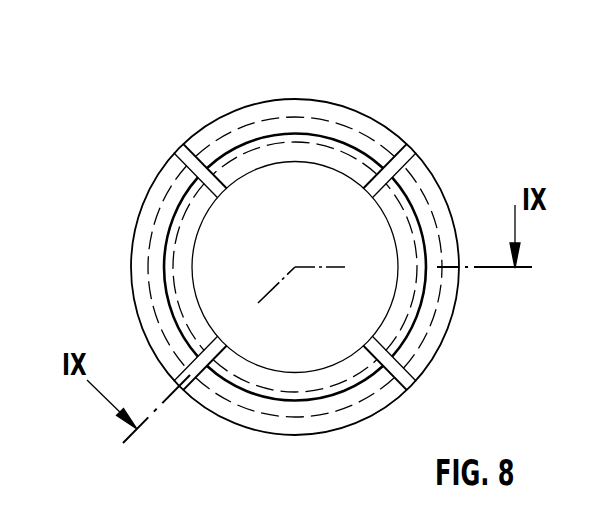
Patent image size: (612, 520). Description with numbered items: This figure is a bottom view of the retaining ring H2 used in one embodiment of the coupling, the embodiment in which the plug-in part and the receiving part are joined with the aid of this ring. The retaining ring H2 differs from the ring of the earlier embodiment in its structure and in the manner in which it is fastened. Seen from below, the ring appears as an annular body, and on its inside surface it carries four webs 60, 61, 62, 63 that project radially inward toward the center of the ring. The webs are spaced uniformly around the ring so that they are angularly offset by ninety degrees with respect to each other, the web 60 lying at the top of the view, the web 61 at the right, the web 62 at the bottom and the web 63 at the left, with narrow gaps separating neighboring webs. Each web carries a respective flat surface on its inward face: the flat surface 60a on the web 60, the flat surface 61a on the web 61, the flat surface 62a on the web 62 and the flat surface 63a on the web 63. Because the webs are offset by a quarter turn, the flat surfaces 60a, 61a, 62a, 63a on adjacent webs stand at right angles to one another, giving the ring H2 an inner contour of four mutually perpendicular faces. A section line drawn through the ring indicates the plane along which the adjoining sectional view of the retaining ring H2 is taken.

The web 60 is at (335, 127).
The flat surface 60a is at (295, 133).
The web 61 is at (433, 317).
The flat surface 61a is at (430, 222).
The web 62 is at (336, 410).
The flat surface 62a is at (278, 404).
The web 63 is at (157, 227).
The flat surface 63a is at (167, 206).
The retaining ring H2 is at (421, 120).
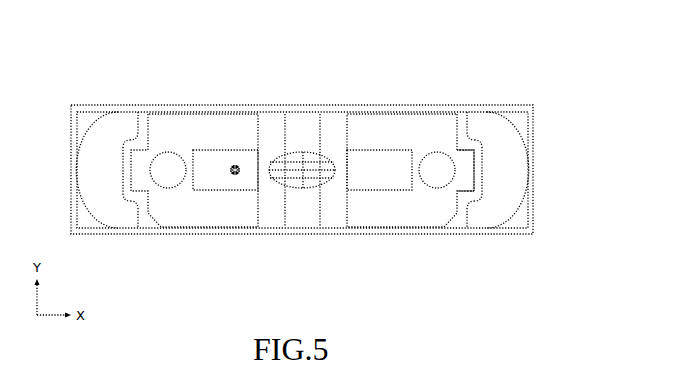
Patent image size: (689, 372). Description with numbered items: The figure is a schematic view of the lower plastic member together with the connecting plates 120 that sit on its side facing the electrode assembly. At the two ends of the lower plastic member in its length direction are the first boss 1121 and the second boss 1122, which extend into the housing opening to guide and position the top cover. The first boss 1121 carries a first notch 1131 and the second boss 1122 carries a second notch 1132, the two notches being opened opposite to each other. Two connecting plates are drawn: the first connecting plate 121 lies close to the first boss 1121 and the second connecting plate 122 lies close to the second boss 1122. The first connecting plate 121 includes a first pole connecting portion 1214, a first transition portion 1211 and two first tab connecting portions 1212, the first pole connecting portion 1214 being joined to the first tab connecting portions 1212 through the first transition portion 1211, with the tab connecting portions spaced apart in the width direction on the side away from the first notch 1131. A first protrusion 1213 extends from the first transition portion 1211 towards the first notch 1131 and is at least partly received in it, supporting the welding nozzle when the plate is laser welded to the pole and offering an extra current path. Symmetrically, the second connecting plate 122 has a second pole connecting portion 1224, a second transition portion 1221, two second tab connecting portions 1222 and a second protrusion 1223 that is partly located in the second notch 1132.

The connecting plate 120 is at (385, 38).
The first connecting plate 121 is at (275, 67).
The second connecting plate 122 is at (473, 67).
The first boss 1121 is at (84, 128).
The second boss 1122 is at (506, 125).
The first notch 1131 is at (108, 212).
The second notch 1132 is at (504, 214).
The first transition portion 1211 is at (166, 140).
The first tab connecting portion 1212 is at (280, 154).
The first protrusion 1213 is at (136, 130).
The first pole connecting portion 1214 is at (203, 148).
The second transition portion 1221 is at (437, 150).
The second tab connecting portion 1222 is at (358, 118).
The second protrusion 1223 is at (470, 132).
The second pole connecting portion 1224 is at (400, 150).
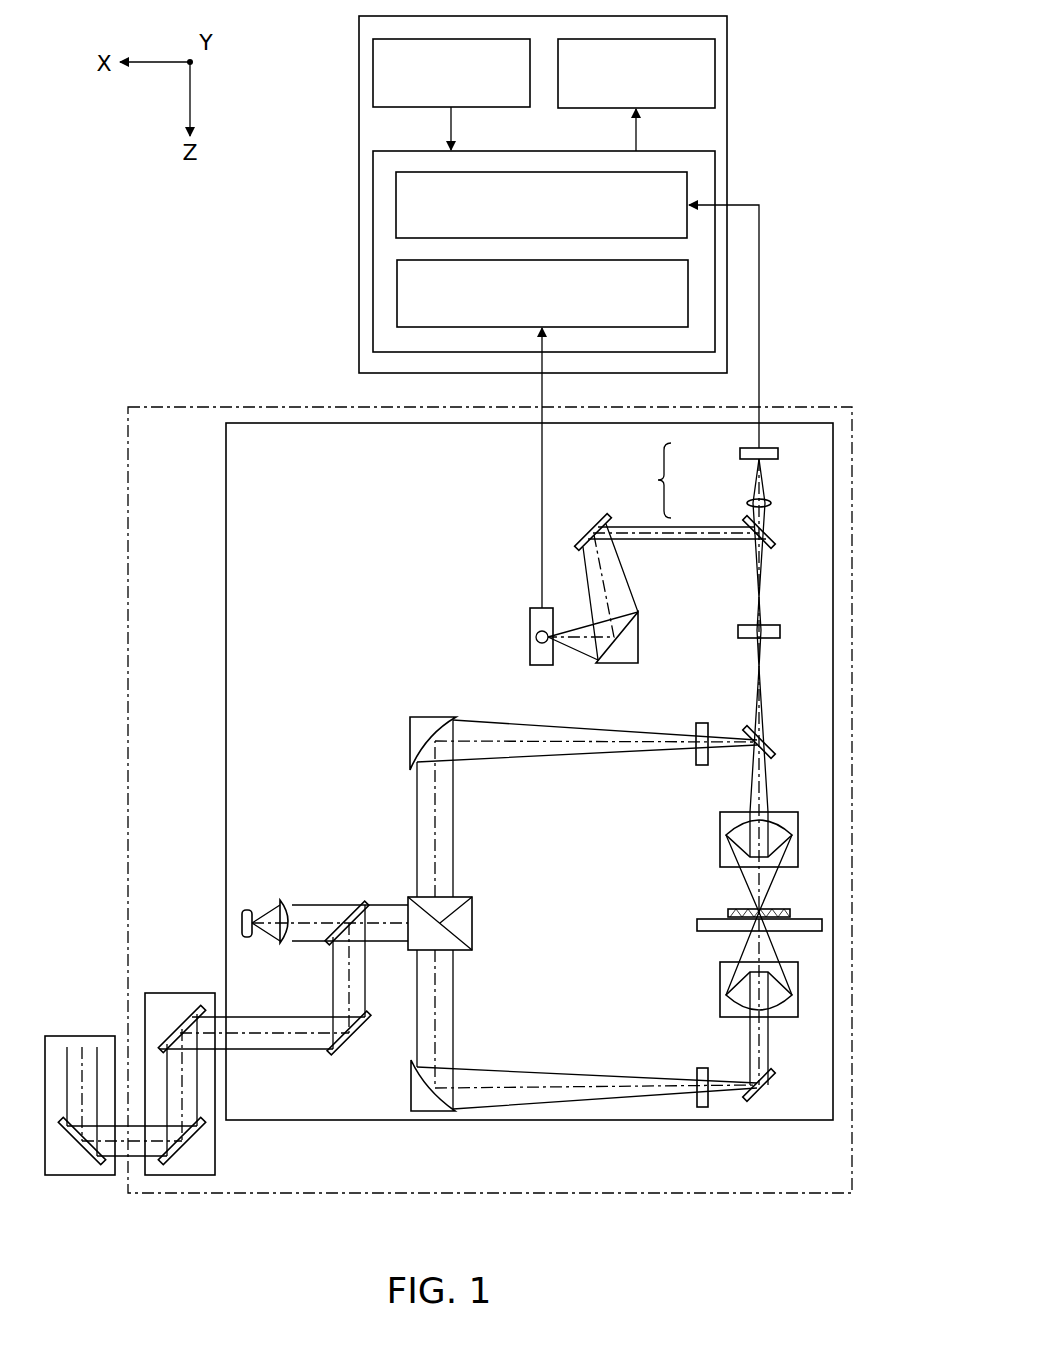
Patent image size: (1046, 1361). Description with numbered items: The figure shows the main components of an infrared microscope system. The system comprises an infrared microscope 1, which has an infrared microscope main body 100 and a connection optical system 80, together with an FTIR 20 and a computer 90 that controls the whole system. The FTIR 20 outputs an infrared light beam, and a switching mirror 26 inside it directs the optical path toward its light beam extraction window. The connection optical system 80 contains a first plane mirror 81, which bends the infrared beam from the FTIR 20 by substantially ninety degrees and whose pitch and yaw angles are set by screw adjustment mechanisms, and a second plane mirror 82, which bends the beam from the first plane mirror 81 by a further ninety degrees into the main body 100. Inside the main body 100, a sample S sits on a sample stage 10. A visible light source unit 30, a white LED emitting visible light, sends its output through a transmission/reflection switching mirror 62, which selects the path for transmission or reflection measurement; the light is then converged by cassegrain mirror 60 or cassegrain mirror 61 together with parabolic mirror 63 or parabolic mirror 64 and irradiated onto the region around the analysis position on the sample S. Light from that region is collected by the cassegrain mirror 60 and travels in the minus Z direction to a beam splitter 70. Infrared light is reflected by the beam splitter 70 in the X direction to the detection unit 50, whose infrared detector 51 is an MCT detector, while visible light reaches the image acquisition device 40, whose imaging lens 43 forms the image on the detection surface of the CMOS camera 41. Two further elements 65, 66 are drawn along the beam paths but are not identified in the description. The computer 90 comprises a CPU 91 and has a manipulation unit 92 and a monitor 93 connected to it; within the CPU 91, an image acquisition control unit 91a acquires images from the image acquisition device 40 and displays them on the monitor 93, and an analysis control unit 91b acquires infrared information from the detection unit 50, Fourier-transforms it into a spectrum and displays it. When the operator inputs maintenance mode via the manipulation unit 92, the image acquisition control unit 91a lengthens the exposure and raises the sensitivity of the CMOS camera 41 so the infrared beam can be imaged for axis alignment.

The infrared microscope 1 is at (186, 407).
The sample stage 10 is at (697, 925).
The FTIR 20 is at (80, 1036).
The switching mirror 26 is at (75, 1152).
The visible light source unit 30 is at (247, 909).
The image acquisition device 40 is at (700, 482).
The CMOS camera 41 is at (740, 452).
The imaging lens 43 is at (748, 503).
The detection unit 50 is at (526, 636).
The infrared detector 51 is at (530, 637).
The cassegrain mirror 60 is at (720, 840).
The cassegrain mirror 61 is at (720, 988).
The transmission/reflection switching mirror 62 is at (472, 922).
The parabolic mirror 63 is at (424, 1111).
The parabolic mirror 64 is at (410, 740).
The aperture 65 is at (703, 723).
The pinhole 66 is at (775, 625).
The beam splitter 70 is at (774, 524).
The connection optical system 80 is at (215, 1150).
The first plane mirror 81 is at (196, 1160).
The second plane mirror 82 is at (196, 1010).
The computer 90 is at (727, 135).
The CPU 91 is at (715, 250).
The image acquisition control unit 91a is at (396, 205).
The analysis control unit 91b is at (397, 292).
The manipulation unit 92 is at (373, 70).
The monitor 93 is at (715, 75).
The infrared microscope main body 100 is at (282, 423).
The sample S is at (733, 909).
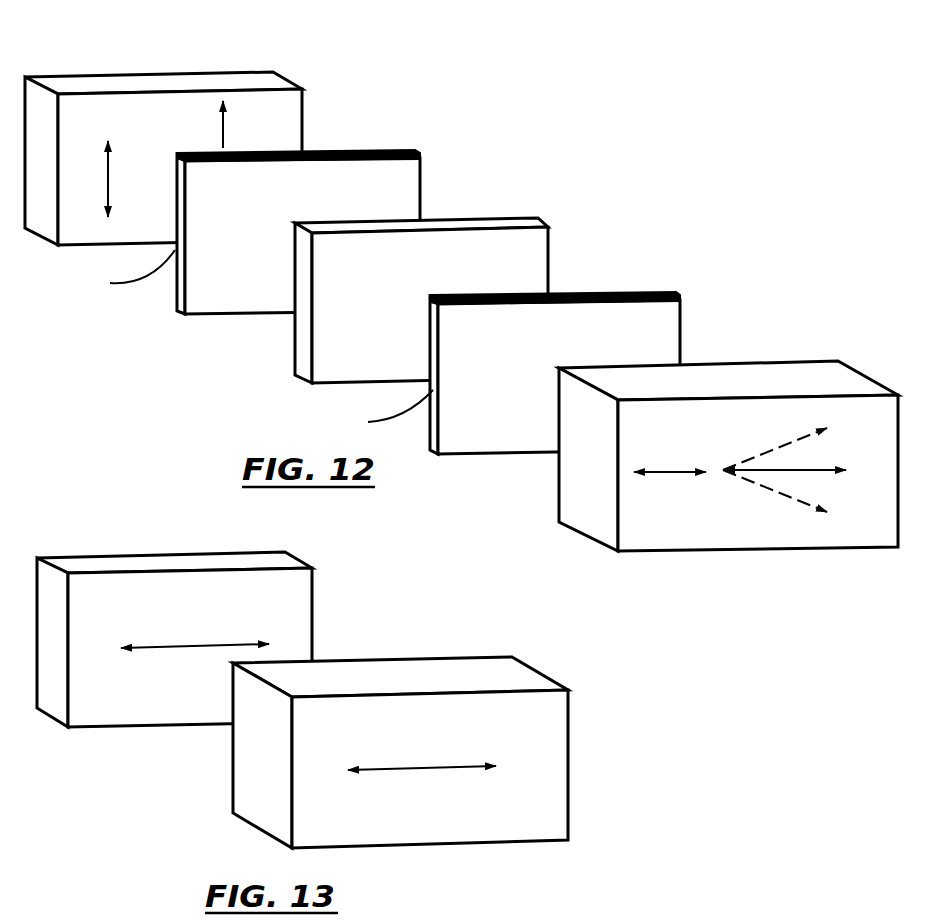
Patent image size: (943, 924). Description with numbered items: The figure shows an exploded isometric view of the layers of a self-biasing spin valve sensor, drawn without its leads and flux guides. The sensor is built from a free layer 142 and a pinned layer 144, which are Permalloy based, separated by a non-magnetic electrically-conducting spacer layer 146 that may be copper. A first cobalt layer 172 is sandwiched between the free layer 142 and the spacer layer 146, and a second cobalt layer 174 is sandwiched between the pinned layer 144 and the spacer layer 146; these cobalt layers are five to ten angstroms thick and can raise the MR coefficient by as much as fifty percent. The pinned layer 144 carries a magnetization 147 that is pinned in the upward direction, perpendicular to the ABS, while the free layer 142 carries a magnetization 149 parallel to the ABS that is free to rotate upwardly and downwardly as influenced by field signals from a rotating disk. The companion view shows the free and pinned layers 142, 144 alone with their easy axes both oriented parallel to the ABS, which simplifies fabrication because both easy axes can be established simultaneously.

In FIG. 12, the free layer 142 is at (765, 368).
In FIG. 13, the free layer 142 is at (425, 672).
In FIG. 12, the pinned layer 144 is at (197, 72).
In FIG. 13, the pinned layer 144 is at (205, 562).
In FIG. 12, the spacer layer 146 is at (472, 218).
In FIG. 12, the magnetization 147 is at (225, 135).
In FIG. 12, the magnetization 149 is at (802, 467).
In FIG. 12, the first cobalt layer 172 is at (588, 292).
In FIG. 12, the second cobalt layer 174 is at (348, 152).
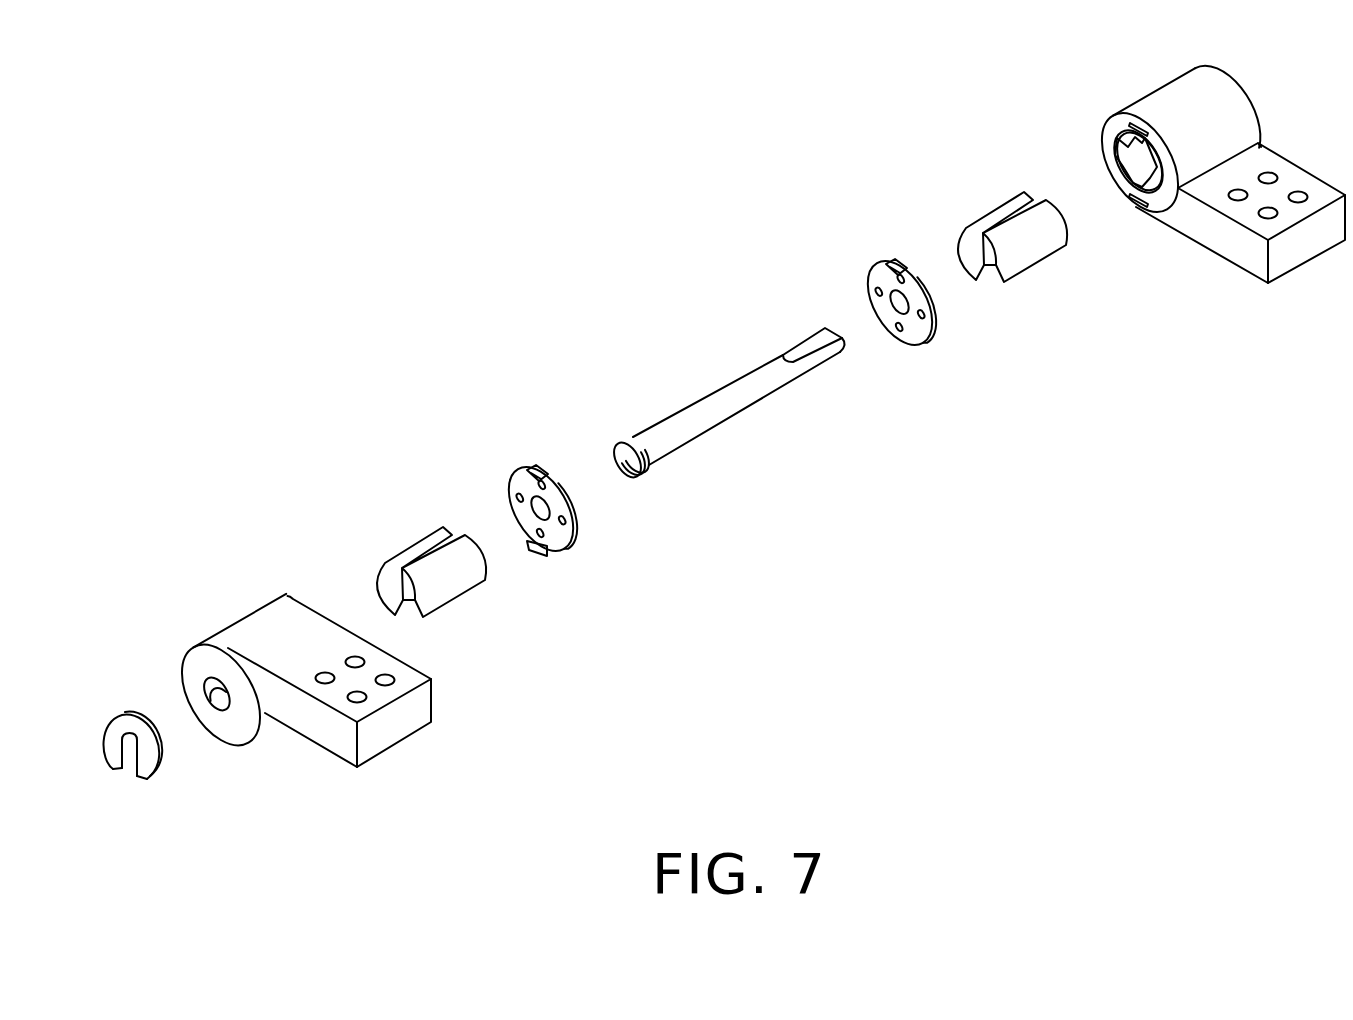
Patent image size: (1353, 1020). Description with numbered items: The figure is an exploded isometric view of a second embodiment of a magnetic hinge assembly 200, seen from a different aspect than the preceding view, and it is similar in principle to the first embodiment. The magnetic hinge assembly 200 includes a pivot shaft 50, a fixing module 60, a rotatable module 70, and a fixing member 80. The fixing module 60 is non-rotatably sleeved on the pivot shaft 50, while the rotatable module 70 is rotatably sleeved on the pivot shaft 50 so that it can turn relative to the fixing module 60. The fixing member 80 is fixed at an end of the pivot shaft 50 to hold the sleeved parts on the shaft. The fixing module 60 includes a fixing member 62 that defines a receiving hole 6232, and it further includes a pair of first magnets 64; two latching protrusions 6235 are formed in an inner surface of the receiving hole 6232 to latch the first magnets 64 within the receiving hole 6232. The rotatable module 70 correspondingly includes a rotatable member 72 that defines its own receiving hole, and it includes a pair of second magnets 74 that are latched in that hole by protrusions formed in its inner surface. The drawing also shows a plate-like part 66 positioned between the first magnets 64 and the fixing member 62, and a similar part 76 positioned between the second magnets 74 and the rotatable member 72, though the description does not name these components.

The magnetic hinge assembly 200 is at (404, 228).
The pivot shaft 50 is at (728, 405).
The fixing module 60 is at (1045, 44).
The fixing member 62 is at (1132, 88).
The receiving hole 6232 is at (1128, 166).
The latching protrusions 6235 is at (1145, 178).
The first magnets 64 is at (990, 167).
The second washer 66 is at (865, 243).
The rotatable module 70 is at (405, 414).
The rotatable member 72 is at (224, 613).
The second magnets 74 is at (350, 537).
The first washer 76 is at (492, 460).
The fixing member 80 is at (125, 733).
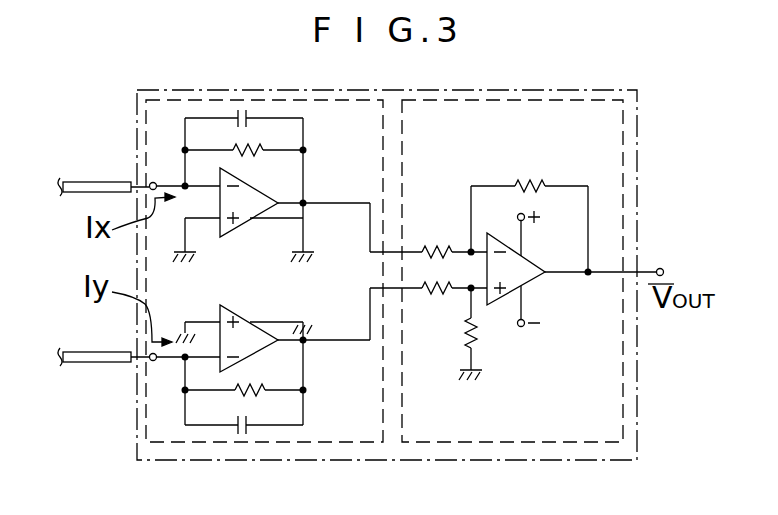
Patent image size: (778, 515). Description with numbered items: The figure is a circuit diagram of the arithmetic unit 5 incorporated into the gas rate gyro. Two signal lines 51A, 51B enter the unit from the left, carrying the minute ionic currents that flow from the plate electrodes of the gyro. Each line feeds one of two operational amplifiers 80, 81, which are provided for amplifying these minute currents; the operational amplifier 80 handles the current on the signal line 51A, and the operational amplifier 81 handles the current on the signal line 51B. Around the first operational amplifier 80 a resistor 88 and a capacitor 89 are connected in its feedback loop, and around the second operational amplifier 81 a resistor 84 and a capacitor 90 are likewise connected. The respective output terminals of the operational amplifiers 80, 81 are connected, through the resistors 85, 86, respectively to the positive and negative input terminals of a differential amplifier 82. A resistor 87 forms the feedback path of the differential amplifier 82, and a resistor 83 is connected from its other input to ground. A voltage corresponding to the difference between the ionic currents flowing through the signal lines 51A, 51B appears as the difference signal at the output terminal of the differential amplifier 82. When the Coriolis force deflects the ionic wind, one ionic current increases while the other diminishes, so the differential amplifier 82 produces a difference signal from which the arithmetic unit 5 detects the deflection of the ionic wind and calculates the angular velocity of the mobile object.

The arithmetic unit 5 is at (137, 454).
The signal line 51A is at (84, 181).
The signal line 51B is at (84, 352).
The operational amplifier 80 is at (252, 207).
The operational amplifier 81 is at (241, 320).
The differential amplifier 82 is at (522, 265).
The resistor 83 is at (477, 333).
The resistor 84 is at (243, 388).
The resistor 85 is at (437, 248).
The resistor 86 is at (435, 293).
The resistor 87 is at (530, 182).
The resistor 88 is at (260, 142).
The capacitor 89 is at (238, 114).
The capacitor 90 is at (250, 415).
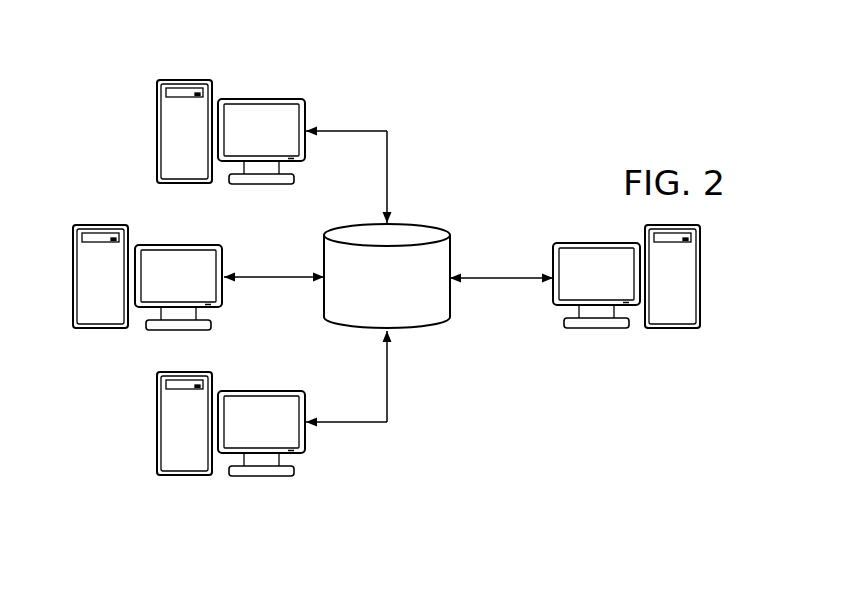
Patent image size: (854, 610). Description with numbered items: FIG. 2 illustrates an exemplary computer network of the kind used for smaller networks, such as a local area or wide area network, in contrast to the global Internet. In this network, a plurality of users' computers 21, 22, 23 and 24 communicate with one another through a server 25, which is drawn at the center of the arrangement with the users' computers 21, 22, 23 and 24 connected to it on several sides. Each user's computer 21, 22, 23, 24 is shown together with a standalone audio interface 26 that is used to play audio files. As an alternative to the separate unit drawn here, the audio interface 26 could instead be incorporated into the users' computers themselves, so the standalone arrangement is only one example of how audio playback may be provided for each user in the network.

The user's computer 21 is at (262, 99).
The user's computer 22 is at (178, 245).
The user's computer 23 is at (262, 477).
The user's computer 24 is at (595, 332).
The server 25 is at (418, 330).
The standalone audio interface 26 is at (157, 120).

> [TASK DIRECTIONS]
Copy word for word the part of the data that opens with the line containing "Patent image size: (778, 515)." and closes with the line containing "The arithmetic unit 5 is at (137, 454).", including both of those lines.

> [ANSWER]
Patent image size: (778, 515). Description with numbered items: The figure is a circuit diagram of the arithmetic unit 5 incorporated into the gas rate gyro. Two signal lines 51A, 51B enter the unit from the left, carrying the minute ionic currents that flow from the plate electrodes of the gyro. Each line feeds one of two operational amplifiers 80, 81, which are provided for amplifying these minute currents; the operational amplifier 80 handles the current on the signal line 51A, and the operational amplifier 81 handles the current on the signal line 51B. Around the first operational amplifier 80 a resistor 88 and a capacitor 89 are connected in its feedback loop, and around the second operational amplifier 81 a resistor 84 and a capacitor 90 are likewise connected. The respective output terminals of the operational amplifiers 80, 81 are connected, through the resistors 85, 86, respectively to the positive and negative input terminals of a differential amplifier 82. A resistor 87 forms the feedback path of the differential amplifier 82, and a resistor 83 is connected from its other input to ground. A voltage corresponding to the difference between the ionic currents flowing through the signal lines 51A, 51B appears as the difference signal at the output terminal of the differential amplifier 82. When the Coriolis force deflects the ionic wind, one ionic current increases while the other diminishes, so the differential amplifier 82 produces a difference signal from which the arithmetic unit 5 detects the deflection of the ionic wind and calculates the angular velocity of the mobile object.

The arithmetic unit 5 is at (137, 454).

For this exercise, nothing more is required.